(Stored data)
------------------------------------------------------------------------

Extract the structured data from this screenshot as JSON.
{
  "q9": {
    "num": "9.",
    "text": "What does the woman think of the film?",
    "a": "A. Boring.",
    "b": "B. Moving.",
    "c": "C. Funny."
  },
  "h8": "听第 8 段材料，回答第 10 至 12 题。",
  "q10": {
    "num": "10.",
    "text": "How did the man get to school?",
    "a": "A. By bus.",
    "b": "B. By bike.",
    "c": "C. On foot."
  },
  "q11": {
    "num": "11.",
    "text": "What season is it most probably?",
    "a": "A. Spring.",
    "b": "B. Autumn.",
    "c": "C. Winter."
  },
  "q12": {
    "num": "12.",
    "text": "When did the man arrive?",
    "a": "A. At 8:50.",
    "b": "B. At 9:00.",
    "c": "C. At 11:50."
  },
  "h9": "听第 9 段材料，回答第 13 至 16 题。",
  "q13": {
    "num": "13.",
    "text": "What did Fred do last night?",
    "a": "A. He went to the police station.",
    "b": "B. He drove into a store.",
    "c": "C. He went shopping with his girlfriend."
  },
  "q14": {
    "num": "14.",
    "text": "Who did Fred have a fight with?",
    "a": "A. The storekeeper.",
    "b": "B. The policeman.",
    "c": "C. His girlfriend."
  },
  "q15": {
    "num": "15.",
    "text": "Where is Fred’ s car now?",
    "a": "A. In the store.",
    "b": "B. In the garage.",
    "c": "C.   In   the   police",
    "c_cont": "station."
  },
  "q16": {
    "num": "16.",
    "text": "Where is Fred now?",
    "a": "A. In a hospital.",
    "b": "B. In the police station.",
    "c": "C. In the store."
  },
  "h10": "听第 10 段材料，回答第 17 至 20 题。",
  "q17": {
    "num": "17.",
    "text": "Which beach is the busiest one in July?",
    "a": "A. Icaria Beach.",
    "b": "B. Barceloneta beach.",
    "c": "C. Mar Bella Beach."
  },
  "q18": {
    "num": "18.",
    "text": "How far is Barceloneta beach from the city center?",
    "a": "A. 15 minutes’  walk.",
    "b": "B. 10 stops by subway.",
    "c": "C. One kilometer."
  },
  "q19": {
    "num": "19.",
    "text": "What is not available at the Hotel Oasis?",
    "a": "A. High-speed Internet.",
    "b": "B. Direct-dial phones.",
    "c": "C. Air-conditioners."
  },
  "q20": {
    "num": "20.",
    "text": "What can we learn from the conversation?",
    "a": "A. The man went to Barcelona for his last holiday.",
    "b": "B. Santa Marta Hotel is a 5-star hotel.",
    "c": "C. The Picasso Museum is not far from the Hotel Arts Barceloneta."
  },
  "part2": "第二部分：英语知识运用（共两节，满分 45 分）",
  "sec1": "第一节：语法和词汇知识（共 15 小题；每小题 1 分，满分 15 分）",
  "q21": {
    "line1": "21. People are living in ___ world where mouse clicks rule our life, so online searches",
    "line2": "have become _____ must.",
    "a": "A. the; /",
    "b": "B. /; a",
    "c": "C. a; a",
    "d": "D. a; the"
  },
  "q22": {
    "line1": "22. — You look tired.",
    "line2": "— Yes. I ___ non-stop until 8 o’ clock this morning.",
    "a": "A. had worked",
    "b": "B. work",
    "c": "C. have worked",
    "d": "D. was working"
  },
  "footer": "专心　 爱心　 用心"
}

------------------------------------------------------------------------

# Given task
Quote the entire listing above exactly.

# Output
Extract the structured data from this screenshot as JSON.
{
  "q9": {
    "num": "9.",
    "text": "What does the woman think of the film?",
    "a": "A. Boring.",
    "b": "B. Moving.",
    "c": "C. Funny."
  },
  "h8": "听第 8 段材料，回答第 10 至 12 题。",
  "q10": {
    "num": "10.",
    "text": "How did the man get to school?",
    "a": "A. By bus.",
    "b": "B. By bike.",
    "c": "C. On foot."
  },
  "q11": {
    "num": "11.",
    "text": "What season is it most probably?",
    "a": "A. Spring.",
    "b": "B. Autumn.",
    "c": "C. Winter."
  },
  "q12": {
    "num": "12.",
    "text": "When did the man arrive?",
    "a": "A. At 8:50.",
    "b": "B. At 9:00.",
    "c": "C. At 11:50."
  },
  "h9": "听第 9 段材料，回答第 13 至 16 题。",
  "q13": {
    "num": "13.",
    "text": "What did Fred do last night?",
    "a": "A. He went to the police station.",
    "b": "B. He drove into a store.",
    "c": "C. He went shopping with his girlfriend."
  },
  "q14": {
    "num": "14.",
    "text": "Who did Fred have a fight with?",
    "a": "A. The storekeeper.",
    "b": "B. The policeman.",
    "c": "C. His girlfriend."
  },
  "q15": {
    "num": "15.",
    "text": "Where is Fred’ s car now?",
    "a": "A. In the store.",
    "b": "B. In the garage.",
    "c": "C.   In   the   police",
    "c_cont": "station."
  },
  "q16": {
    "num": "16.",
    "text": "Where is Fred now?",
    "a": "A. In a hospital.",
    "b": "B. In the police station.",
    "c": "C. In the store."
  },
  "h10": "听第 10 段材料，回答第 17 至 20 题。",
  "q17": {
    "num": "17.",
    "text": "Which beach is the busiest one in July?",
    "a": "A. Icaria Beach.",
    "b": "B. Barceloneta beach.",
    "c": "C. Mar Bella Beach."
  },
  "q18": {
    "num": "18.",
    "text": "How far is Barceloneta beach from the city center?",
    "a": "A. 15 minutes’  walk.",
    "b": "B. 10 stops by subway.",
    "c": "C. One kilometer."
  },
  "q19": {
    "num": "19.",
    "text": "What is not available at the Hotel Oasis?",
    "a": "A. High-speed Internet.",
    "b": "B. Direct-dial phones.",
    "c": "C. Air-conditioners."
  },
  "q20": {
    "num": "20.",
    "text": "What can we learn from the conversation?",
    "a": "A. The man went to Barcelona for his last holiday.",
    "b": "B. Santa Marta Hotel is a 5-star hotel.",
    "c": "C. The Picasso Museum is not far from the Hotel Arts Barceloneta."
  },
  "part2": "第二部分：英语知识运用（共两节，满分 45 分）",
  "sec1": "第一节：语法和词汇知识（共 15 小题；每小题 1 分，满分 15 分）",
  "q21": {
    "line1": "21. People are living in ___ world where mouse clicks rule our life, so online searches",
    "line2": "have become _____ must.",
    "a": "A. the; /",
    "b": "B. /; a",
    "c": "C. a; a",
    "d": "D. a; the"
  },
  "q22": {
    "line1": "22. — You look tired.",
    "line2": "— Yes. I ___ non-stop until 8 o’ clock this morning.",
    "a": "A. had worked",
    "b": "B. work",
    "c": "C. have worked",
    "d": "D. was working"
  },
  "footer": "专心　 爱心　 用心"
}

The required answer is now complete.